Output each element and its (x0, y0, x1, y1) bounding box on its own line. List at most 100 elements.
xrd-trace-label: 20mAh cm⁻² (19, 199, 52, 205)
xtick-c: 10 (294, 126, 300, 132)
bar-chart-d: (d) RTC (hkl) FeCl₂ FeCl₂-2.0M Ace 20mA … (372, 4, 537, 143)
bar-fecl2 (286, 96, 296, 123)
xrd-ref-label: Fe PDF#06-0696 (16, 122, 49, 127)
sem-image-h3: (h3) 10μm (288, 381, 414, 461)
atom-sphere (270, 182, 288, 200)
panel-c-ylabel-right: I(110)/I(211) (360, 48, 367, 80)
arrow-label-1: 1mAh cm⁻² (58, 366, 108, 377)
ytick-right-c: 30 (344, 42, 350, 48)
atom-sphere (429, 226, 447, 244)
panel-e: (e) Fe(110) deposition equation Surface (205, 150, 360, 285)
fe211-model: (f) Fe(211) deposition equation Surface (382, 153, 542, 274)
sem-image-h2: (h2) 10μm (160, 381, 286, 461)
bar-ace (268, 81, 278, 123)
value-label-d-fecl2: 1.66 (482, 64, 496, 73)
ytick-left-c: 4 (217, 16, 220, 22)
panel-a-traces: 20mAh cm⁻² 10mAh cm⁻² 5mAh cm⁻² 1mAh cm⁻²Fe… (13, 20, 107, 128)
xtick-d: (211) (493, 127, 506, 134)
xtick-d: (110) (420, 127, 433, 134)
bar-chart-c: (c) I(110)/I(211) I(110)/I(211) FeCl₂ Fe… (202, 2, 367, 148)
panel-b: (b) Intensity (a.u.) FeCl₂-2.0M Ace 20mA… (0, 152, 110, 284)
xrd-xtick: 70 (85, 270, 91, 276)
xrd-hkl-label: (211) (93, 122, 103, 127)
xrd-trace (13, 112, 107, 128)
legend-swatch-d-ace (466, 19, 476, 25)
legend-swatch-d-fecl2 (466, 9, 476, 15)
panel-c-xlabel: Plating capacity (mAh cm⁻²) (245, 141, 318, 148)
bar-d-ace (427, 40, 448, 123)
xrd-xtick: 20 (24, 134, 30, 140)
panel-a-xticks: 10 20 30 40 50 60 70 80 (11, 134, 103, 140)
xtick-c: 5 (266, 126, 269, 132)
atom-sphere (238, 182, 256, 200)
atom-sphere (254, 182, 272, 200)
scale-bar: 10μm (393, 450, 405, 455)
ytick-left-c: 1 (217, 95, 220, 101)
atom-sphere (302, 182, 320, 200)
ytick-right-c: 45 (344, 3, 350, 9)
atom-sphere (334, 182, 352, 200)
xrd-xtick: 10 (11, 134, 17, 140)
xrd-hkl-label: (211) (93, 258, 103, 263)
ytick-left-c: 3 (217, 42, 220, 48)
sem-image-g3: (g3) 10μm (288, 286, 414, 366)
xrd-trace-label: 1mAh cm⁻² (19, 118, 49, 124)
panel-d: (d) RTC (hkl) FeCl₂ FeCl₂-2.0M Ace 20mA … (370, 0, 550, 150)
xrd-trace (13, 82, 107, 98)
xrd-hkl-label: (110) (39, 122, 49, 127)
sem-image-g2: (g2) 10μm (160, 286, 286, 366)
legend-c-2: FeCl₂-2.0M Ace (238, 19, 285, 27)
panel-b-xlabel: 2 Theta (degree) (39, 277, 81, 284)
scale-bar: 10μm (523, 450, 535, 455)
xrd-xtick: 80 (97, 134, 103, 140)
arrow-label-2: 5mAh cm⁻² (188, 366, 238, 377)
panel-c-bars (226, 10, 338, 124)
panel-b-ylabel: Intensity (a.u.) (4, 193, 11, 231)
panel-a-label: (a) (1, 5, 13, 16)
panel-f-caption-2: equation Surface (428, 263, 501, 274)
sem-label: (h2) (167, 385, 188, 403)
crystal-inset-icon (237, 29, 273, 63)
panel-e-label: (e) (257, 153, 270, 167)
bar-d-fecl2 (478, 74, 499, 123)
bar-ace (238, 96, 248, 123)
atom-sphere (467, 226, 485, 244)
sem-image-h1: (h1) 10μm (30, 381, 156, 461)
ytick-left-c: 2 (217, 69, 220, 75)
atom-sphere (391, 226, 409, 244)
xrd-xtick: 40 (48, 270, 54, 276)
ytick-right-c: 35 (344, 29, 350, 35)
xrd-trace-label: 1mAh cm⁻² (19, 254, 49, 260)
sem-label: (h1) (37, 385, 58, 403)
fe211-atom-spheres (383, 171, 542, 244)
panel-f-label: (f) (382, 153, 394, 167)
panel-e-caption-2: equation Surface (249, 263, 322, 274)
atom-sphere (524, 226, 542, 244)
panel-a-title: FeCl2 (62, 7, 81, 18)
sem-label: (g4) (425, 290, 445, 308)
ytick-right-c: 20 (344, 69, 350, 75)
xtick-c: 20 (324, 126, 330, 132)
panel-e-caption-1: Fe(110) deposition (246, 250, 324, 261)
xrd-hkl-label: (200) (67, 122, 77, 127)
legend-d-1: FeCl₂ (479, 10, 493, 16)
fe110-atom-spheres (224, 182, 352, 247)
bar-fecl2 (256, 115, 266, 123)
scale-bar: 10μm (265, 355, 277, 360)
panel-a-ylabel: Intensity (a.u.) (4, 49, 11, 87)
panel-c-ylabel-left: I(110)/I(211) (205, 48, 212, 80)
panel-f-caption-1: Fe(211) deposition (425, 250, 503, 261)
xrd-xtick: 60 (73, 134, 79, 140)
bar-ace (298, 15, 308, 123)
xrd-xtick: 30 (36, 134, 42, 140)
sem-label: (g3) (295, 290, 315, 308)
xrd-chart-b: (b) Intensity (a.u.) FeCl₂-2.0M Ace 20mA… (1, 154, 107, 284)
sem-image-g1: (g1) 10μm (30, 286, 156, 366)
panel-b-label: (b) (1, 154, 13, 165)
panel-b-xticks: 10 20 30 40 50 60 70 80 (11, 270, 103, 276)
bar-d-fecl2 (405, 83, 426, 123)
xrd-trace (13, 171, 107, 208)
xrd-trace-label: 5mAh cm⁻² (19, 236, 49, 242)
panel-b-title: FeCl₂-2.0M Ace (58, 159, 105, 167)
• • • •
> [What the task requires]:
Rewrite these entries, switching "Plating capacity" to "Deposition capacity" and leaving everything else as it is.

> [Task answer]:
Output each element and its (x0, y0, x1, y1) bounding box on its own line. List at most 100 elements.
xrd-trace-label: 20mAh cm⁻² (19, 199, 52, 205)
xtick-c: 10 (294, 126, 300, 132)
bar-chart-d: (d) RTC (hkl) FeCl₂ FeCl₂-2.0M Ace 20mA … (372, 4, 537, 143)
bar-fecl2 (286, 96, 296, 123)
xrd-ref-label: Fe PDF#06-0696 (16, 122, 49, 127)
sem-image-h3: (h3) 10μm (288, 381, 414, 461)
atom-sphere (270, 182, 288, 200)
panel-c-ylabel-right: I(110)/I(211) (360, 48, 367, 80)
arrow-label-1: 1mAh cm⁻² (58, 366, 108, 377)
ytick-right-c: 30 (344, 42, 350, 48)
atom-sphere (429, 226, 447, 244)
panel-e: (e) Fe(110) deposition equation Surface (205, 150, 360, 285)
fe211-model: (f) Fe(211) deposition equation Surface (382, 153, 542, 274)
sem-image-h2: (h2) 10μm (160, 381, 286, 461)
bar-ace (268, 81, 278, 123)
value-label-d-fecl2: 1.66 (482, 64, 496, 73)
ytick-left-c: 4 (217, 16, 220, 22)
panel-a-traces: 20mAh cm⁻² 10mAh cm⁻² 5mAh cm⁻² 1mAh cm⁻²Fe… (13, 20, 107, 128)
xtick-d: (211) (493, 127, 506, 134)
xtick-d: (110) (420, 127, 433, 134)
bar-chart-c: (c) I(110)/I(211) I(110)/I(211) FeCl₂ Fe… (202, 2, 367, 148)
panel-b: (b) Intensity (a.u.) FeCl₂-2.0M Ace 20mA… (0, 152, 110, 284)
xrd-xtick: 70 (85, 270, 91, 276)
xrd-hkl-label: (211) (93, 122, 103, 127)
xrd-trace (13, 112, 107, 128)
legend-swatch-d-ace (466, 19, 476, 25)
legend-swatch-d-fecl2 (466, 9, 476, 15)
panel-c-xlabel: Deposition capacity (mAh cm⁻²) (245, 141, 318, 148)
bar-d-ace (427, 40, 448, 123)
xrd-xtick: 20 (24, 134, 30, 140)
panel-a-xticks: 10 20 30 40 50 60 70 80 (11, 134, 103, 140)
xtick-c: 5 (266, 126, 269, 132)
atom-sphere (238, 182, 256, 200)
atom-sphere (254, 182, 272, 200)
scale-bar: 10μm (393, 450, 405, 455)
ytick-left-c: 1 (217, 95, 220, 101)
atom-sphere (302, 182, 320, 200)
ytick-right-c: 45 (344, 3, 350, 9)
atom-sphere (334, 182, 352, 200)
xrd-xtick: 10 (11, 134, 17, 140)
xrd-hkl-label: (211) (93, 258, 103, 263)
ytick-left-c: 3 (217, 42, 220, 48)
sem-image-g3: (g3) 10μm (288, 286, 414, 366)
xrd-trace-label: 1mAh cm⁻² (19, 118, 49, 124)
panel-d: (d) RTC (hkl) FeCl₂ FeCl₂-2.0M Ace 20mA … (370, 0, 550, 150)
xrd-trace (13, 82, 107, 98)
xrd-hkl-label: (110) (39, 122, 49, 127)
sem-image-g2: (g2) 10μm (160, 286, 286, 366)
legend-c-2: FeCl₂-2.0M Ace (238, 19, 285, 27)
panel-b-xlabel: 2 Theta (degree) (39, 277, 81, 284)
scale-bar: 10μm (523, 450, 535, 455)
xrd-xtick: 80 (97, 134, 103, 140)
arrow-label-2: 5mAh cm⁻² (188, 366, 238, 377)
panel-c-bars (226, 10, 338, 124)
panel-b-ylabel: Intensity (a.u.) (4, 193, 11, 231)
panel-a-label: (a) (1, 5, 13, 16)
panel-f-caption-2: equation Surface (428, 263, 501, 274)
sem-label: (h2) (167, 385, 188, 403)
crystal-inset-icon (237, 29, 273, 63)
panel-e-label: (e) (257, 153, 270, 167)
bar-d-fecl2 (478, 74, 499, 123)
bar-ace (238, 96, 248, 123)
atom-sphere (467, 226, 485, 244)
sem-image-h1: (h1) 10μm (30, 381, 156, 461)
ytick-left-c: 2 (217, 69, 220, 75)
atom-sphere (391, 226, 409, 244)
xrd-xtick: 40 (48, 270, 54, 276)
ytick-right-c: 35 (344, 29, 350, 35)
xrd-trace-label: 1mAh cm⁻² (19, 254, 49, 260)
sem-label: (h1) (37, 385, 58, 403)
fe211-atom-spheres (383, 171, 542, 244)
panel-f-label: (f) (382, 153, 394, 167)
panel-e-caption-2: equation Surface (249, 263, 322, 274)
atom-sphere (524, 226, 542, 244)
panel-a-title: FeCl2 (62, 7, 81, 18)
sem-label: (g4) (425, 290, 445, 308)
ytick-right-c: 20 (344, 69, 350, 75)
xtick-c: 20 (324, 126, 330, 132)
panel-e-caption-1: Fe(110) deposition (246, 250, 324, 261)
xrd-hkl-label: (200) (67, 122, 77, 127)
legend-d-1: FeCl₂ (479, 10, 493, 16)
fe110-atom-spheres (224, 182, 352, 247)
bar-fecl2 (256, 115, 266, 123)
scale-bar: 10μm (265, 355, 277, 360)
panel-a-ylabel: Intensity (a.u.) (4, 49, 11, 87)
panel-c-ylabel-left: I(110)/I(211) (205, 48, 212, 80)
panel-f-caption-1: Fe(211) deposition (425, 250, 503, 261)
xrd-xtick: 60 (73, 134, 79, 140)
bar-ace (298, 15, 308, 123)
xrd-xtick: 30 (36, 134, 42, 140)
sem-label: (g3) (295, 290, 315, 308)
xrd-chart-b: (b) Intensity (a.u.) FeCl₂-2.0M Ace 20mA… (1, 154, 107, 284)
sem-image-g1: (g1) 10μm (30, 286, 156, 366)
panel-b-label: (b) (1, 154, 13, 165)
panel-b-xticks: 10 20 30 40 50 60 70 80 (11, 270, 103, 276)
bar-d-fecl2 (405, 83, 426, 123)
xrd-trace (13, 171, 107, 208)
xrd-trace-label: 5mAh cm⁻² (19, 236, 49, 242)
panel-b-title: FeCl₂-2.0M Ace (58, 159, 105, 167)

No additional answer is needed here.